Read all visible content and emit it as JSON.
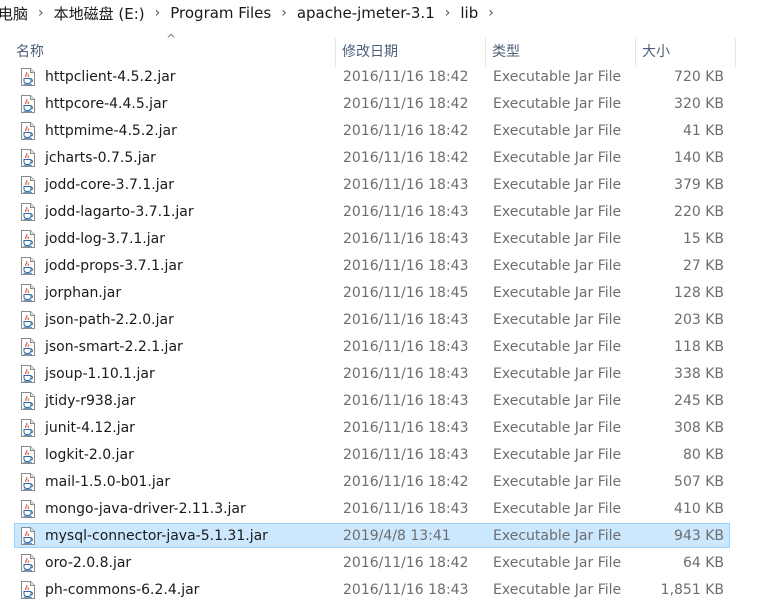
{
  "breadcrumb": {
    "items": [
      "电脑",
      "本地磁盘 (E:)",
      "Program Files",
      "apache-jmeter-3.1",
      "lib"
    ],
    "separator": "›"
  },
  "columns": {
    "name": "名称",
    "date": "修改日期",
    "type": "类型",
    "size": "大小"
  },
  "sort_indicator": "^",
  "selection_color": "#cce8ff",
  "file_icon": "java-jar-file-icon",
  "files": [
    {
      "name": "httpclient-4.5.2.jar",
      "date": "2016/11/16 18:42",
      "type": "Executable Jar File",
      "size": "720 KB"
    },
    {
      "name": "httpcore-4.4.5.jar",
      "date": "2016/11/16 18:42",
      "type": "Executable Jar File",
      "size": "320 KB"
    },
    {
      "name": "httpmime-4.5.2.jar",
      "date": "2016/11/16 18:42",
      "type": "Executable Jar File",
      "size": "41 KB"
    },
    {
      "name": "jcharts-0.7.5.jar",
      "date": "2016/11/16 18:42",
      "type": "Executable Jar File",
      "size": "140 KB"
    },
    {
      "name": "jodd-core-3.7.1.jar",
      "date": "2016/11/16 18:43",
      "type": "Executable Jar File",
      "size": "379 KB"
    },
    {
      "name": "jodd-lagarto-3.7.1.jar",
      "date": "2016/11/16 18:43",
      "type": "Executable Jar File",
      "size": "220 KB"
    },
    {
      "name": "jodd-log-3.7.1.jar",
      "date": "2016/11/16 18:43",
      "type": "Executable Jar File",
      "size": "15 KB"
    },
    {
      "name": "jodd-props-3.7.1.jar",
      "date": "2016/11/16 18:43",
      "type": "Executable Jar File",
      "size": "27 KB"
    },
    {
      "name": "jorphan.jar",
      "date": "2016/11/16 18:45",
      "type": "Executable Jar File",
      "size": "128 KB"
    },
    {
      "name": "json-path-2.2.0.jar",
      "date": "2016/11/16 18:43",
      "type": "Executable Jar File",
      "size": "203 KB"
    },
    {
      "name": "json-smart-2.2.1.jar",
      "date": "2016/11/16 18:43",
      "type": "Executable Jar File",
      "size": "118 KB"
    },
    {
      "name": "jsoup-1.10.1.jar",
      "date": "2016/11/16 18:43",
      "type": "Executable Jar File",
      "size": "338 KB"
    },
    {
      "name": "jtidy-r938.jar",
      "date": "2016/11/16 18:43",
      "type": "Executable Jar File",
      "size": "245 KB"
    },
    {
      "name": "junit-4.12.jar",
      "date": "2016/11/16 18:43",
      "type": "Executable Jar File",
      "size": "308 KB"
    },
    {
      "name": "logkit-2.0.jar",
      "date": "2016/11/16 18:43",
      "type": "Executable Jar File",
      "size": "80 KB"
    },
    {
      "name": "mail-1.5.0-b01.jar",
      "date": "2016/11/16 18:42",
      "type": "Executable Jar File",
      "size": "507 KB"
    },
    {
      "name": "mongo-java-driver-2.11.3.jar",
      "date": "2016/11/16 18:43",
      "type": "Executable Jar File",
      "size": "410 KB"
    },
    {
      "name": "mysql-connector-java-5.1.31.jar",
      "date": "2019/4/8 13:41",
      "type": "Executable Jar File",
      "size": "943 KB",
      "selected": true
    },
    {
      "name": "oro-2.0.8.jar",
      "date": "2016/11/16 18:42",
      "type": "Executable Jar File",
      "size": "64 KB"
    },
    {
      "name": "ph-commons-6.2.4.jar",
      "date": "2016/11/16 18:43",
      "type": "Executable Jar File",
      "size": "1,851 KB"
    }
  ]
}
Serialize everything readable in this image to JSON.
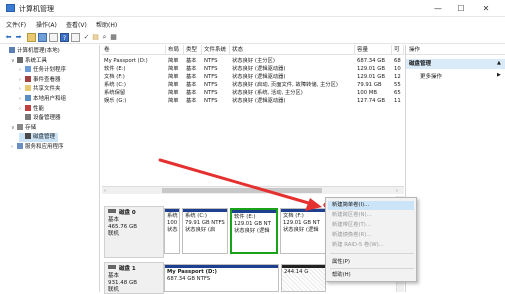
{
  "window": {
    "title": "计算机管理",
    "controls": [
      "—",
      "☐",
      "✕"
    ]
  },
  "menubar": [
    "文件(F)",
    "操作(A)",
    "查看(V)",
    "帮助(H)"
  ],
  "tree": [
    {
      "label": "计算机管理(本地)",
      "indent": 0,
      "expander": "",
      "icon": "computer"
    },
    {
      "label": "系统工具",
      "indent": 1,
      "expander": "∨",
      "icon": "tools"
    },
    {
      "label": "任务计划程序",
      "indent": 2,
      "expander": "›",
      "icon": "clock"
    },
    {
      "label": "事件查看器",
      "indent": 2,
      "expander": "›",
      "icon": "event"
    },
    {
      "label": "共享文件夹",
      "indent": 2,
      "expander": "›",
      "icon": "folder"
    },
    {
      "label": "本地用户和组",
      "indent": 2,
      "expander": "›",
      "icon": "users"
    },
    {
      "label": "性能",
      "indent": 2,
      "expander": "›",
      "icon": "perf"
    },
    {
      "label": "设备管理器",
      "indent": 2,
      "expander": "",
      "icon": "device"
    },
    {
      "label": "存储",
      "indent": 1,
      "expander": "∨",
      "icon": "storage"
    },
    {
      "label": "磁盘管理",
      "indent": 2,
      "expander": "",
      "icon": "disk"
    },
    {
      "label": "服务和应用程序",
      "indent": 1,
      "expander": "›",
      "icon": "services"
    }
  ],
  "volume_table": {
    "headers": [
      "卷",
      "布局",
      "类型",
      "文件系统",
      "状态",
      "容量",
      "可"
    ],
    "rows": [
      [
        "My Passport (D:)",
        "简单",
        "基本",
        "NTFS",
        "状态良好 (主分区)",
        "687.34 GB",
        "68"
      ],
      [
        "软件 (E:)",
        "简单",
        "基本",
        "NTFS",
        "状态良好 (逻辑驱动器)",
        "129.01 GB",
        "10"
      ],
      [
        "文档 (F:)",
        "简单",
        "基本",
        "NTFS",
        "状态良好 (逻辑驱动器)",
        "129.01 GB",
        "12"
      ],
      [
        "系统 (C:)",
        "简单",
        "基本",
        "NTFS",
        "状态良好 (启动, 页面文件, 故障转储, 主分区)",
        "79.91 GB",
        "55"
      ],
      [
        "系统保留",
        "简单",
        "基本",
        "NTFS",
        "状态良好 (系统, 活动, 主分区)",
        "100 MB",
        "65"
      ],
      [
        "娱乐 (G:)",
        "简单",
        "基本",
        "NTFS",
        "状态良好 (逻辑驱动器)",
        "127.74 GB",
        "11"
      ]
    ]
  },
  "actions": {
    "header": "操作",
    "section": "磁盘管理",
    "more": "更多操作"
  },
  "disk0": {
    "name": "磁盘 0",
    "type": "基本",
    "size": "465.76 GB",
    "state": "联机",
    "partitions": [
      {
        "l1": "系统",
        "l2": "100",
        "l3": "状态"
      },
      {
        "l1": "系统 (C:)",
        "l2": "79.91 GB NTFS",
        "l3": "状态良好 (启"
      },
      {
        "l1": "软件 (E:)",
        "l2": "129.01 GB NT",
        "l3": "状态良好 (逻辑"
      },
      {
        "l1": "文档 (F:)",
        "l2": "129.01 GB NT",
        "l3": "状态良好 (逻辑"
      }
    ]
  },
  "disk1": {
    "name": "磁盘 1",
    "type": "基本",
    "size": "931.48 GB",
    "state": "联机",
    "partitions": [
      {
        "l1": "My Passport (D:)",
        "l2": "687.34 GB NTFS",
        "l3": ""
      },
      {
        "l1": "",
        "l2": "244.14 G",
        "l3": ""
      }
    ]
  },
  "context_menu": [
    {
      "label": "新建简单卷(I)...",
      "state": "highlighted"
    },
    {
      "label": "新建跨区卷(N)...",
      "state": "disabled"
    },
    {
      "label": "新建带区卷(T)...",
      "state": "disabled"
    },
    {
      "label": "新建镜像卷(R)...",
      "state": "disabled"
    },
    {
      "label": "新建 RAID-5 卷(W)...",
      "state": "disabled"
    },
    {
      "label": "属性(P)",
      "state": "normal"
    },
    {
      "label": "帮助(H)",
      "state": "normal"
    }
  ],
  "colors": {
    "accent": "#d9ebf9",
    "partition_bar": "#1f3f8f",
    "selected_border": "#1aa31a",
    "annotation": "#e53030"
  }
}
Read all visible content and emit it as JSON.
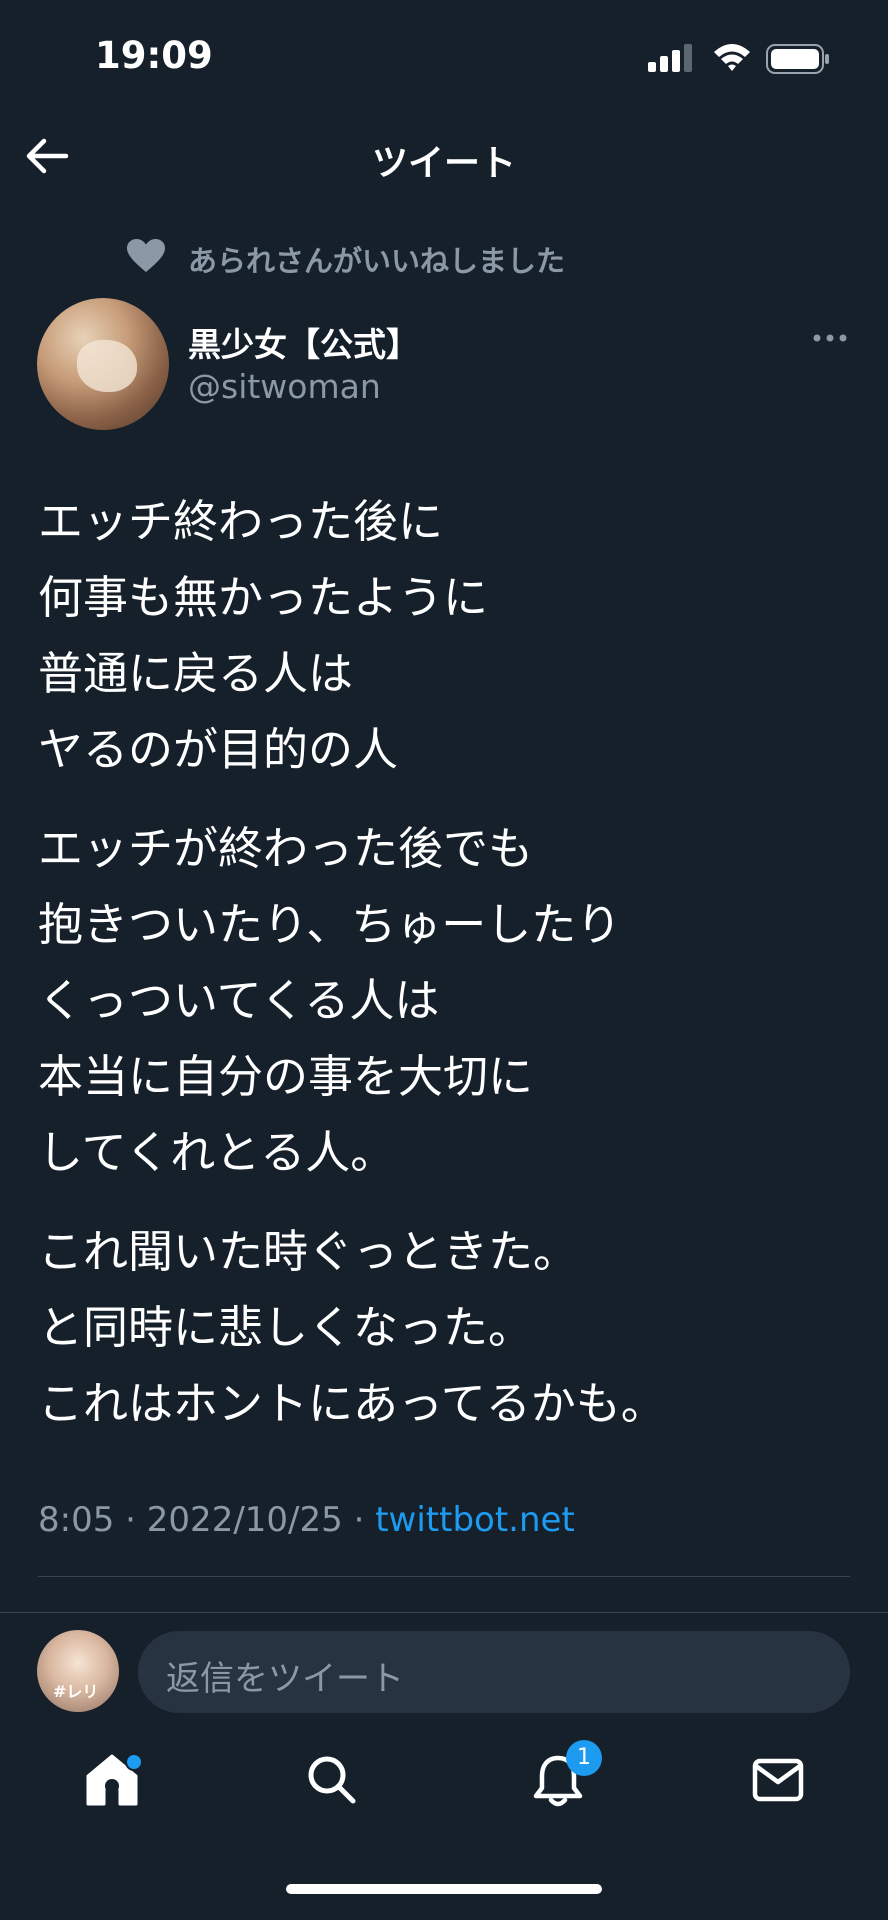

**AIM**
Read the entries and select each line where the word "java" is found.

**EXERCISE ANSWER**
  "file_icon": "java-jar-file-icon",
      "name": "mongo-java-driver-2.11.3.jar",
      "name": "mysql-connector-java-5.1.31.jar",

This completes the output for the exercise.